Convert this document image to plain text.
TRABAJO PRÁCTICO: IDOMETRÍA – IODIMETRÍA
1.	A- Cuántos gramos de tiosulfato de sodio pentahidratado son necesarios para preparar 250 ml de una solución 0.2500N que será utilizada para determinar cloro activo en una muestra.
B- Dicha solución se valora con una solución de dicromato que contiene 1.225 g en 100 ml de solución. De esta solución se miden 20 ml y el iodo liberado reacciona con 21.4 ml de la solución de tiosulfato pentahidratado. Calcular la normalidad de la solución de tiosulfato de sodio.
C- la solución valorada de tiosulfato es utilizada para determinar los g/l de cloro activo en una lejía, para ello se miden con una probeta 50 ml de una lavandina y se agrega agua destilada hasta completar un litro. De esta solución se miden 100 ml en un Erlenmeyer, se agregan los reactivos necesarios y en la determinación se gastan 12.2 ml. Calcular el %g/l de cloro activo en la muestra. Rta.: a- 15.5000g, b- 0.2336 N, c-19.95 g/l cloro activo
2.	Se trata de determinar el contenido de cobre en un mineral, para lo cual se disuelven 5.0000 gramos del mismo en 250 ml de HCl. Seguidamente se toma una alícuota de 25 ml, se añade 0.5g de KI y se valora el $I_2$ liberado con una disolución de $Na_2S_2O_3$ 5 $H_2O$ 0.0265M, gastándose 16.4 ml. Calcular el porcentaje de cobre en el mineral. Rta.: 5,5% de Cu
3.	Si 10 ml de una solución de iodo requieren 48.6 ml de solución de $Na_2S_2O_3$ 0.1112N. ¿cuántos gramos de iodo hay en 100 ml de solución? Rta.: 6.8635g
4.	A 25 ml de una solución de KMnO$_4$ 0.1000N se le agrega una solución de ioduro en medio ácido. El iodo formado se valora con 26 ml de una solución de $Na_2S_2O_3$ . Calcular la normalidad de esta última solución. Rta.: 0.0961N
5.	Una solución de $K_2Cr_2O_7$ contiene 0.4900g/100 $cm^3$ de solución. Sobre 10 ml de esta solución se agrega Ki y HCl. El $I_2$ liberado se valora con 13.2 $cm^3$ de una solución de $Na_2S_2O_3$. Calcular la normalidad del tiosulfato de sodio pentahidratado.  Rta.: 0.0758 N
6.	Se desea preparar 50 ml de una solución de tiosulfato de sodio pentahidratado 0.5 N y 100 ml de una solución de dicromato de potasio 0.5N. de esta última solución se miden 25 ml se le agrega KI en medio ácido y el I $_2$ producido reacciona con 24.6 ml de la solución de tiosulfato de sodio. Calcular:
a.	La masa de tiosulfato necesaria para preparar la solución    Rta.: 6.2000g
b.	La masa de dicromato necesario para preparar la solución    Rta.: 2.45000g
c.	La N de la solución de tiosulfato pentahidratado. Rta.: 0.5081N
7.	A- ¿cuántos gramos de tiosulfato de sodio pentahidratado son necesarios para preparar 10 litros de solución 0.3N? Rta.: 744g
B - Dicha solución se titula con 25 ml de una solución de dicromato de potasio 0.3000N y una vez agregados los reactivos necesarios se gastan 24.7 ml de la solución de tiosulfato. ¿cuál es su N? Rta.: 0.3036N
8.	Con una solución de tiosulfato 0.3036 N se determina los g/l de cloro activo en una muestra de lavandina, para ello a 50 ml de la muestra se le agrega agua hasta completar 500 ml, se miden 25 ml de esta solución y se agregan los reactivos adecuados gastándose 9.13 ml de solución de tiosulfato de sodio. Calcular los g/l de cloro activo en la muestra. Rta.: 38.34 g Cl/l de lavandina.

## [WHAT IS ASKED]
Using the records above, copy every line that has the word "medio" in it.

## [EXERCISE SOLUTION]
4.	A 25 ml de una solución de KMnO$_4$ 0.1000N se le agrega una solución de ioduro en medio ácido. El iodo formado se valora con 26 ml de una solución de $Na_2S_2O_3$ . Calcular la normalidad de esta última solución. Rta.: 0.0961N
6.	Se desea preparar 50 ml de una solución de tiosulfato de sodio pentahidratado 0.5 N y 100 ml de una solución de dicromato de potasio 0.5N. de esta última solución se miden 25 ml se le agrega KI en medio ácido y el I $_2$ producido reacciona con 24.6 ml de la solución de tiosulfato de sodio. Calcular:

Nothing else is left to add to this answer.